— begin Material for this exercise —

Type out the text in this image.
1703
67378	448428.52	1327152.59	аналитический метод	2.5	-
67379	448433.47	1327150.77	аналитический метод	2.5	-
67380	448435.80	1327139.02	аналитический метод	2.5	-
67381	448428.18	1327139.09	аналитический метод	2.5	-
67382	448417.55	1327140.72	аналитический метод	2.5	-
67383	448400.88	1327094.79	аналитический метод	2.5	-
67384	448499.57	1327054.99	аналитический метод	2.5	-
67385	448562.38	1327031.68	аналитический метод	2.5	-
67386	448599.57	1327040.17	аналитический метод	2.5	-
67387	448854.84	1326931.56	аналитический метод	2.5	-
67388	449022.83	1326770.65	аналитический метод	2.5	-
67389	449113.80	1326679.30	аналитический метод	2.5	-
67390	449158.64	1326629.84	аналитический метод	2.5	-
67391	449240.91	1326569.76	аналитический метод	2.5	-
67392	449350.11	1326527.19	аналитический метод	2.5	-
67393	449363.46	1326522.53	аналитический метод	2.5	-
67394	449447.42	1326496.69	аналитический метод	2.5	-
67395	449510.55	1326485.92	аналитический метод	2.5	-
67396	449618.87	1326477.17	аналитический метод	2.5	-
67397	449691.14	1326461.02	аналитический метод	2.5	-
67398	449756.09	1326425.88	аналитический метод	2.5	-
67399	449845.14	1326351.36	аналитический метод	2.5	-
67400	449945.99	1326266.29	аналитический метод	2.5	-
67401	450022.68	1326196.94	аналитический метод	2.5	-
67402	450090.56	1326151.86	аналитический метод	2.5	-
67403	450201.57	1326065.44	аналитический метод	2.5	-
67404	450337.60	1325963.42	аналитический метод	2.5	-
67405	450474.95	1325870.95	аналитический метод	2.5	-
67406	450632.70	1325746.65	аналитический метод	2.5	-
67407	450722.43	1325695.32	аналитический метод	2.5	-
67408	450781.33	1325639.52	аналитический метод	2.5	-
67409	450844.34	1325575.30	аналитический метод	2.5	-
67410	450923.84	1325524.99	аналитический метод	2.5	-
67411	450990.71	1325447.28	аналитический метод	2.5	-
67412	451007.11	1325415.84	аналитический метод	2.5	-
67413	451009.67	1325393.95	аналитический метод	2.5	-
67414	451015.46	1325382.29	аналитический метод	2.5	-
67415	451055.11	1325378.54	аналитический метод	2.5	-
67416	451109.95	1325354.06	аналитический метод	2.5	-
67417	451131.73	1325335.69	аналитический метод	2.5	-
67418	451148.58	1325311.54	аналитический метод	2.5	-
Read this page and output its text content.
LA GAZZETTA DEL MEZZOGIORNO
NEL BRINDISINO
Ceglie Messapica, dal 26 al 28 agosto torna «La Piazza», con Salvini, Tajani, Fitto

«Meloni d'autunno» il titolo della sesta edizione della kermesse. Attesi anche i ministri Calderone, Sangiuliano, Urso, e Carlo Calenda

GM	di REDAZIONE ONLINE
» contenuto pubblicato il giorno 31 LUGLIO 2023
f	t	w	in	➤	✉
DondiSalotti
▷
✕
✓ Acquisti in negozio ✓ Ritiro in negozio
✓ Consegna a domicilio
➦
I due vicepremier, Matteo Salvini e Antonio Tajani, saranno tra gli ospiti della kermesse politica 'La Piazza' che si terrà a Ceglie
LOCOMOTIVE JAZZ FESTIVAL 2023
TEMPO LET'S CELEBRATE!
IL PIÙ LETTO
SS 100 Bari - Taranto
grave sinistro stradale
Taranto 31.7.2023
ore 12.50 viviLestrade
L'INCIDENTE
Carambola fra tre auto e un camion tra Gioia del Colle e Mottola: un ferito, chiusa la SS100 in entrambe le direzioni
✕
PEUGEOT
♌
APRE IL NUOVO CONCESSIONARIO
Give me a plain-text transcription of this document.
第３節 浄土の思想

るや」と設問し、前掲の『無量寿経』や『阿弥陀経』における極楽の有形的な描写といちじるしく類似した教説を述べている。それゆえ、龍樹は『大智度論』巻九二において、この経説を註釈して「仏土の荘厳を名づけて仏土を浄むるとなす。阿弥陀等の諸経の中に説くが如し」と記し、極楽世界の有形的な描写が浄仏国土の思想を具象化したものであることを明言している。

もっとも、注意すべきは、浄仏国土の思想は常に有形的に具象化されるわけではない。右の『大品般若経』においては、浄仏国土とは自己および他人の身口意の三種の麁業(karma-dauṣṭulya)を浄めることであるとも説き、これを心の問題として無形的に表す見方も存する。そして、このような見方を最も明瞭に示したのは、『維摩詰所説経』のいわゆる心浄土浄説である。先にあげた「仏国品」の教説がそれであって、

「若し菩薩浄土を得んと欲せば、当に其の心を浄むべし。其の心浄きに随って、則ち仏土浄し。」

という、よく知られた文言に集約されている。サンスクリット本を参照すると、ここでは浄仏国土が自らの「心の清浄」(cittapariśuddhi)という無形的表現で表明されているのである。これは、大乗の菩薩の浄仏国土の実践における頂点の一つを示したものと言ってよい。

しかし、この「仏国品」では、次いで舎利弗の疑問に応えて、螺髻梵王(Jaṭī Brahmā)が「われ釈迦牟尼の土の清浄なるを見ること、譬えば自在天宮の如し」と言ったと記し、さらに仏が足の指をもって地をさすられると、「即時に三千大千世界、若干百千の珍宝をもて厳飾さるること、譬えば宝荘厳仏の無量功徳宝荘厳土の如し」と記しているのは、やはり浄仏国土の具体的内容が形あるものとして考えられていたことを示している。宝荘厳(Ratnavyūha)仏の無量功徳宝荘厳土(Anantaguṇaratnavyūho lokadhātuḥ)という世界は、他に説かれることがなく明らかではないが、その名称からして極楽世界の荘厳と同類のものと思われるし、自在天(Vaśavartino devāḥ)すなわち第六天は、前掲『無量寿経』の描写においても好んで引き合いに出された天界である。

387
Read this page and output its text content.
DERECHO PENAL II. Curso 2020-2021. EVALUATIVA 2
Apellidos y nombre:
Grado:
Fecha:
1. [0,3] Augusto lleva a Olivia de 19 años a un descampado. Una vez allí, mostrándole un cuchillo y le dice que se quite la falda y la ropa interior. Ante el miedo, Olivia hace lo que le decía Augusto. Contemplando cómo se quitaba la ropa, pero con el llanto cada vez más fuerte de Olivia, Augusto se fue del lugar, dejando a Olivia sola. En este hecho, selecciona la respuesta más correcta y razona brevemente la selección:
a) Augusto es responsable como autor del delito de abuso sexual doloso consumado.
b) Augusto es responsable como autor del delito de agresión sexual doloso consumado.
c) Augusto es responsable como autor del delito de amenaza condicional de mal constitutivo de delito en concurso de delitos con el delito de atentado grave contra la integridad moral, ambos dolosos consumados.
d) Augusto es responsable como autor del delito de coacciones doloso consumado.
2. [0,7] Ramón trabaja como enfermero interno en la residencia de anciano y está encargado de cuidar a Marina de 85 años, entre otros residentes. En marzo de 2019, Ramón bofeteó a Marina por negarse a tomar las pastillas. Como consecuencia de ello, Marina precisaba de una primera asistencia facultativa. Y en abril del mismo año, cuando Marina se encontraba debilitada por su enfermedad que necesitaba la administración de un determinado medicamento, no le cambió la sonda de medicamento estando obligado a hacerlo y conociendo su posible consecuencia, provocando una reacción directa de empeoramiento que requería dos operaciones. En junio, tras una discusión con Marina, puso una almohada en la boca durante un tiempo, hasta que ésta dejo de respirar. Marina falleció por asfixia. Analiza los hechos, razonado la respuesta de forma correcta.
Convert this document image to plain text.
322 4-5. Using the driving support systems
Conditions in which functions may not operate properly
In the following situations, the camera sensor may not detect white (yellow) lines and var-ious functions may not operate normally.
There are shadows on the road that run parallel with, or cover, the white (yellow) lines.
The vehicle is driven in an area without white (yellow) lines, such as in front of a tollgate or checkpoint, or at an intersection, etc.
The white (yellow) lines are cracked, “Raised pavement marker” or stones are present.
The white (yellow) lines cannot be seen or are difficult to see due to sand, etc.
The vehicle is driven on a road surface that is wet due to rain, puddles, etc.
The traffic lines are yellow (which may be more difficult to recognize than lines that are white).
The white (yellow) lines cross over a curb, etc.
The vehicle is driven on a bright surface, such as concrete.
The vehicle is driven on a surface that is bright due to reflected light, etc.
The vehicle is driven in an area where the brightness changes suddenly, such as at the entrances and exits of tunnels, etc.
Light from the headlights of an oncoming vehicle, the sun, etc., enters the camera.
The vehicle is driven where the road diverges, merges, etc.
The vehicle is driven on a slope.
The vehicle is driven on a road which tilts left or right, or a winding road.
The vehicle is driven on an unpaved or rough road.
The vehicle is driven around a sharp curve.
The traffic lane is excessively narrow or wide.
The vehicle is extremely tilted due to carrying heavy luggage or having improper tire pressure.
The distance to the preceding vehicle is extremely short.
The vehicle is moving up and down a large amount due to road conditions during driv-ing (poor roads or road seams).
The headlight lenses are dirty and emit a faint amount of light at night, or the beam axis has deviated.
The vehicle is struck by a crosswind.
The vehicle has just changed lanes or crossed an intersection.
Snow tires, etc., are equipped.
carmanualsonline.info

— end Material for this exercise —

Everything from the line containing "Convert this document image to plain text." through the last line of the records must be given again exactly; leave out all other lines.

■ Output below
Convert this document image to plain text.
322 4-5. Using the driving support systems
Conditions in which functions may not operate properly
In the following situations, the camera sensor may not detect white (yellow) lines and var-ious functions may not operate normally.
There are shadows on the road that run parallel with, or cover, the white (yellow) lines.
The vehicle is driven in an area without white (yellow) lines, such as in front of a tollgate or checkpoint, or at an intersection, etc.
The white (yellow) lines are cracked, “Raised pavement marker” or stones are present.
The white (yellow) lines cannot be seen or are difficult to see due to sand, etc.
The vehicle is driven on a road surface that is wet due to rain, puddles, etc.
The traffic lines are yellow (which may be more difficult to recognize than lines that are white).
The white (yellow) lines cross over a curb, etc.
The vehicle is driven on a bright surface, such as concrete.
The vehicle is driven on a surface that is bright due to reflected light, etc.
The vehicle is driven in an area where the brightness changes suddenly, such as at the entrances and exits of tunnels, etc.
Light from the headlights of an oncoming vehicle, the sun, etc., enters the camera.
The vehicle is driven where the road diverges, merges, etc.
The vehicle is driven on a slope.
The vehicle is driven on a road which tilts left or right, or a winding road.
The vehicle is driven on an unpaved or rough road.
The vehicle is driven around a sharp curve.
The traffic lane is excessively narrow or wide.
The vehicle is extremely tilted due to carrying heavy luggage or having improper tire pressure.
The distance to the preceding vehicle is extremely short.
The vehicle is moving up and down a large amount due to road conditions during driv-ing (poor roads or road seams).
The headlight lenses are dirty and emit a faint amount of light at night, or the beam axis has deviated.
The vehicle is struck by a crosswind.
The vehicle has just changed lanes or crossed an intersection.
Snow tires, etc., are equipped.
carmanualsonline.info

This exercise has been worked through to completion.